Starting at the line that contains "Enumerate this chart's", restate each line word for word through the final line of the data, keeping both ends.

Raw records:
--

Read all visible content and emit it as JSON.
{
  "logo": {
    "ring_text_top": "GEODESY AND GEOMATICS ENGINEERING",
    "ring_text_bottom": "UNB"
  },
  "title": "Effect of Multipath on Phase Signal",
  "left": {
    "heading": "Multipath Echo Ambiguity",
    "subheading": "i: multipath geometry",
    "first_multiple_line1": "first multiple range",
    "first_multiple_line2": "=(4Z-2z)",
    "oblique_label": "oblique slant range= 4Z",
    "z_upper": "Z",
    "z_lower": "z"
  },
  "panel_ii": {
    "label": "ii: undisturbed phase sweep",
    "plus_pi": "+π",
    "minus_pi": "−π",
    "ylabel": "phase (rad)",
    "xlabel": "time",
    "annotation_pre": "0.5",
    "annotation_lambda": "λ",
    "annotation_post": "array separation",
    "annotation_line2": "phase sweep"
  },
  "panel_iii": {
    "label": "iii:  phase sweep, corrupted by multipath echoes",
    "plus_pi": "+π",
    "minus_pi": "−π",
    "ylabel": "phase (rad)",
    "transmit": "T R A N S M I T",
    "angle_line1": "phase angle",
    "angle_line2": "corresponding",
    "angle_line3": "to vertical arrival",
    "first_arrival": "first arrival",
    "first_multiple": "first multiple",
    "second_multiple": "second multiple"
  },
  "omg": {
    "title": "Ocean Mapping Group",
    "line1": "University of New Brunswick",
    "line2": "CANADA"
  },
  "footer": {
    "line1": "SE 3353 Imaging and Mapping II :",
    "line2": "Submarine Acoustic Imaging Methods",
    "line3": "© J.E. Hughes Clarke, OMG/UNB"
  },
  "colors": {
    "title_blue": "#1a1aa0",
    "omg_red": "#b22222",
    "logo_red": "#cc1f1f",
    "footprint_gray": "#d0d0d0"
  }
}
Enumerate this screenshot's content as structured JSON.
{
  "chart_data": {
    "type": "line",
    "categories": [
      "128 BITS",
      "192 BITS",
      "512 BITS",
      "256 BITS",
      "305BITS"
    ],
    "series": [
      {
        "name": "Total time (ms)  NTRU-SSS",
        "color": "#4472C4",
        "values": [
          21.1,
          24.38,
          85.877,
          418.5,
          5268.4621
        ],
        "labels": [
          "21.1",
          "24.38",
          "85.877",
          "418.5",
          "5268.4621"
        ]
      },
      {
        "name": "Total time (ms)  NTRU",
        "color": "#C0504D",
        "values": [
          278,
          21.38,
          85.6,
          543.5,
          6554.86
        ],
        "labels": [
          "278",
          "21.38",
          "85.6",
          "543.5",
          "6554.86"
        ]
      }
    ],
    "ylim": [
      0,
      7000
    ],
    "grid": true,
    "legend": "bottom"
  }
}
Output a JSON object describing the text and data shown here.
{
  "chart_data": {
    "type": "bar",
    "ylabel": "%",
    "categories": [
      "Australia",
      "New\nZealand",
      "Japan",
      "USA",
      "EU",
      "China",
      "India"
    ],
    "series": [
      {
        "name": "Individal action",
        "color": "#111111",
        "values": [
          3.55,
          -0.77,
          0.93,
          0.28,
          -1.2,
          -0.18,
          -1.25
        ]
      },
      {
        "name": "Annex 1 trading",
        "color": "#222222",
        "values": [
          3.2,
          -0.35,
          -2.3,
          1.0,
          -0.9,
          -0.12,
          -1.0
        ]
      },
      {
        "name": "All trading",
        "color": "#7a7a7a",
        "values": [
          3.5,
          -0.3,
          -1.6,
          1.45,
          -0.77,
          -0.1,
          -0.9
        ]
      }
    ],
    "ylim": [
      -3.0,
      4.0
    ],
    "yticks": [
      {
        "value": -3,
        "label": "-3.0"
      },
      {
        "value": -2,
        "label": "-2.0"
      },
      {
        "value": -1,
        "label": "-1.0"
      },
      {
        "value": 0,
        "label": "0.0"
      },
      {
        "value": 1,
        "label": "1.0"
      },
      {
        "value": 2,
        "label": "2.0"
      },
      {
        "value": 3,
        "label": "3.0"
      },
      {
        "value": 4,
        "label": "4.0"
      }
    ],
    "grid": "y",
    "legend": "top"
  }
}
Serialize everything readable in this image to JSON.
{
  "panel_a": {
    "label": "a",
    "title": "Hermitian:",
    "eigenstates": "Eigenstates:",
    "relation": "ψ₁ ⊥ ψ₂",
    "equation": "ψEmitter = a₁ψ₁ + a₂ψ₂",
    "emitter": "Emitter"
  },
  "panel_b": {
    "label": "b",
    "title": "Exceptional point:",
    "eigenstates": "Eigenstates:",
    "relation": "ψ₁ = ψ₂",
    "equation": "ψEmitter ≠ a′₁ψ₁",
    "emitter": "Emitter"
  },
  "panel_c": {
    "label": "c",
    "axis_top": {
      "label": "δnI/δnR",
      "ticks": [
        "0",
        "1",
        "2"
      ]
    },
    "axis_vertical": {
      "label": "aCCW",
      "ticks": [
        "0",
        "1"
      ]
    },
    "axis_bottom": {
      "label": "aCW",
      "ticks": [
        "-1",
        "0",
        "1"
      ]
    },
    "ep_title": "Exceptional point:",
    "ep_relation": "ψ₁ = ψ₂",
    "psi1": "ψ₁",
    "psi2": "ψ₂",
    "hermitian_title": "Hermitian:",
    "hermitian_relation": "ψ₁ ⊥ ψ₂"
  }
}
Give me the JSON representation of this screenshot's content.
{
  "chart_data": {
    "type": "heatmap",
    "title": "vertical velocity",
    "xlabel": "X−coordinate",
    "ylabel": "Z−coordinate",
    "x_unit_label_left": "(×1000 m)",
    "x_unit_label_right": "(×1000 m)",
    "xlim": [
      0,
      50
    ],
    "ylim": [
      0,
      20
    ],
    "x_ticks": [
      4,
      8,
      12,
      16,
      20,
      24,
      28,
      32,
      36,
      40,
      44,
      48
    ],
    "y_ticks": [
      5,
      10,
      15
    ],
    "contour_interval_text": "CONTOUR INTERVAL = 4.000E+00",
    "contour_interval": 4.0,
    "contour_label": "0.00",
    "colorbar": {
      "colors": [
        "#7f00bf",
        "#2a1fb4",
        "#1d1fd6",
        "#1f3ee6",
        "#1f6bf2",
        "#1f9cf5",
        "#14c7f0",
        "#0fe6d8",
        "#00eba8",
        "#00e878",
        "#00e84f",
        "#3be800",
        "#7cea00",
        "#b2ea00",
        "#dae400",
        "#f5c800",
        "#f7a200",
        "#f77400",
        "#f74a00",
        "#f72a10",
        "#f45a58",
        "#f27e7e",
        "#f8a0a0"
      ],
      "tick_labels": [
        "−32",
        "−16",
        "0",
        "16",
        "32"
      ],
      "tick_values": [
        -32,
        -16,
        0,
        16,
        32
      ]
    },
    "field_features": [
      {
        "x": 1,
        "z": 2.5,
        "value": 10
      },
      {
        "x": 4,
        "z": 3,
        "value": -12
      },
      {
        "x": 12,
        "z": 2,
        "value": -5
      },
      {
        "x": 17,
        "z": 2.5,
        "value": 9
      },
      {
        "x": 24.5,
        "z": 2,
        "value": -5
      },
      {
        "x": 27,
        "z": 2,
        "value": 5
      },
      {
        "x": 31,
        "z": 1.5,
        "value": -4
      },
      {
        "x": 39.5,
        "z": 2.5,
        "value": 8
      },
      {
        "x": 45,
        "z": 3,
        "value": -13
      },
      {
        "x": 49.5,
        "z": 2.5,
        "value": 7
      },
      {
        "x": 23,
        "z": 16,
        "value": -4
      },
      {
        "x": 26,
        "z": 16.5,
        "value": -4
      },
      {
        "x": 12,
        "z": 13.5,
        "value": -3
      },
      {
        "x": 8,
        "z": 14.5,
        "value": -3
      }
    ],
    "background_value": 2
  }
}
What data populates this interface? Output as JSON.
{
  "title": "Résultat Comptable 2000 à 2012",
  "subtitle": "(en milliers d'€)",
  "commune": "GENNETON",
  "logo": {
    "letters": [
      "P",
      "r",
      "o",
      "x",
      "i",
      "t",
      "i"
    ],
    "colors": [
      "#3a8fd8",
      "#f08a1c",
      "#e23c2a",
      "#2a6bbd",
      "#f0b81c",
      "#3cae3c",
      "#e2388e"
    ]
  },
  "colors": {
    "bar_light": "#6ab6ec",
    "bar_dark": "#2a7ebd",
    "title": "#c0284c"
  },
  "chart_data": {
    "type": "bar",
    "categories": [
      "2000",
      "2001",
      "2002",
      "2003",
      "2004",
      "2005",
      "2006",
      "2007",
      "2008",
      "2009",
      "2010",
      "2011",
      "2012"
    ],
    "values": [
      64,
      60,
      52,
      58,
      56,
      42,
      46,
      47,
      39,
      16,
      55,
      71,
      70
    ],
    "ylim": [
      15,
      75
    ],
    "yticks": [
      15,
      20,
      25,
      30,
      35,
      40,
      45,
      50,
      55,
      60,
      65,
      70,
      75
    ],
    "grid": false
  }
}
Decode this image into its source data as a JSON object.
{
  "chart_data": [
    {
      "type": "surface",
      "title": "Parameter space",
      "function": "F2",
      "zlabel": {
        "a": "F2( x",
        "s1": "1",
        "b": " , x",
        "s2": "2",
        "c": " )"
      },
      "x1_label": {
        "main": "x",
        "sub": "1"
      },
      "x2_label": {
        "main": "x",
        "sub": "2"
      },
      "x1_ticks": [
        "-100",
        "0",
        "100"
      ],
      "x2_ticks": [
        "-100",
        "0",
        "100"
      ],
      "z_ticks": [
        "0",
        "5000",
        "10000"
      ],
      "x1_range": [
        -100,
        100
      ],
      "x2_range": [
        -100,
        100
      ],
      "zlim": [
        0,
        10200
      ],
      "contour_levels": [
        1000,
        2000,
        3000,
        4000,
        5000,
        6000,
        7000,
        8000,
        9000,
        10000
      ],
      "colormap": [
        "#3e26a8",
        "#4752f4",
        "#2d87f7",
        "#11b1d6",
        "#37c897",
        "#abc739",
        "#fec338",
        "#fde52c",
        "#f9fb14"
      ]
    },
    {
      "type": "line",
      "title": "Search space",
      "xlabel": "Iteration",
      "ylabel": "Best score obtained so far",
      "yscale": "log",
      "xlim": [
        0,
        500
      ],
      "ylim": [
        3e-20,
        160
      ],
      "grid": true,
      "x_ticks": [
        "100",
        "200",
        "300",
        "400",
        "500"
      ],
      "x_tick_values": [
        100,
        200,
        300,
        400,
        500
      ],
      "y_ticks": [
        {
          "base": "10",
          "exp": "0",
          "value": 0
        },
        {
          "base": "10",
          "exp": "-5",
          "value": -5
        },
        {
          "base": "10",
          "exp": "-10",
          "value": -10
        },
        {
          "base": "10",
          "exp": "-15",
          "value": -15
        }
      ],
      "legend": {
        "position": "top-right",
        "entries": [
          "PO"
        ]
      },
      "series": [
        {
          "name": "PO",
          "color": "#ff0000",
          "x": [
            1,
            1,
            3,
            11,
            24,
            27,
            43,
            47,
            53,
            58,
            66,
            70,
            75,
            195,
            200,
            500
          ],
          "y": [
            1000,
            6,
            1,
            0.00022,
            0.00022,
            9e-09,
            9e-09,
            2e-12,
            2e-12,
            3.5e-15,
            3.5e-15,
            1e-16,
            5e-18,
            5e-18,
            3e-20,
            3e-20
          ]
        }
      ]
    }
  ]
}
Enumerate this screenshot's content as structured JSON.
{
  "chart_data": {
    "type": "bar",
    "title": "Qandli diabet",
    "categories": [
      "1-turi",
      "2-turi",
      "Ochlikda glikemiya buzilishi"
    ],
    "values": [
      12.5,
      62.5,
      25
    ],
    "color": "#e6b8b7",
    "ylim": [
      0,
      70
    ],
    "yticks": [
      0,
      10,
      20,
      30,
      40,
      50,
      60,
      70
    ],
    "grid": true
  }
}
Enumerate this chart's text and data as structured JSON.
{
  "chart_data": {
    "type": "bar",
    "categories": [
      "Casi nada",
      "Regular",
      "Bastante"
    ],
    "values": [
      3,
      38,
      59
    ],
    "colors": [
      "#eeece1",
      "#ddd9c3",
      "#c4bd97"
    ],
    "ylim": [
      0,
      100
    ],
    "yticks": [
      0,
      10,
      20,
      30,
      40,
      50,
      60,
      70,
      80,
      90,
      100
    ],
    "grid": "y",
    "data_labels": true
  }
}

--

Completed exercise
Enumerate this chart's text and data as structured JSON.
{
  "chart_data": {
    "type": "bar",
    "categories": [
      "Casi nada",
      "Regular",
      "Bastante"
    ],
    "values": [
      3,
      38,
      59
    ],
    "colors": [
      "#eeece1",
      "#ddd9c3",
      "#c4bd97"
    ],
    "ylim": [
      0,
      100
    ],
    "yticks": [
      0,
      10,
      20,
      30,
      40,
      50,
      60,
      70,
      80,
      90,
      100
    ],
    "grid": "y",
    "data_labels": true
  }
}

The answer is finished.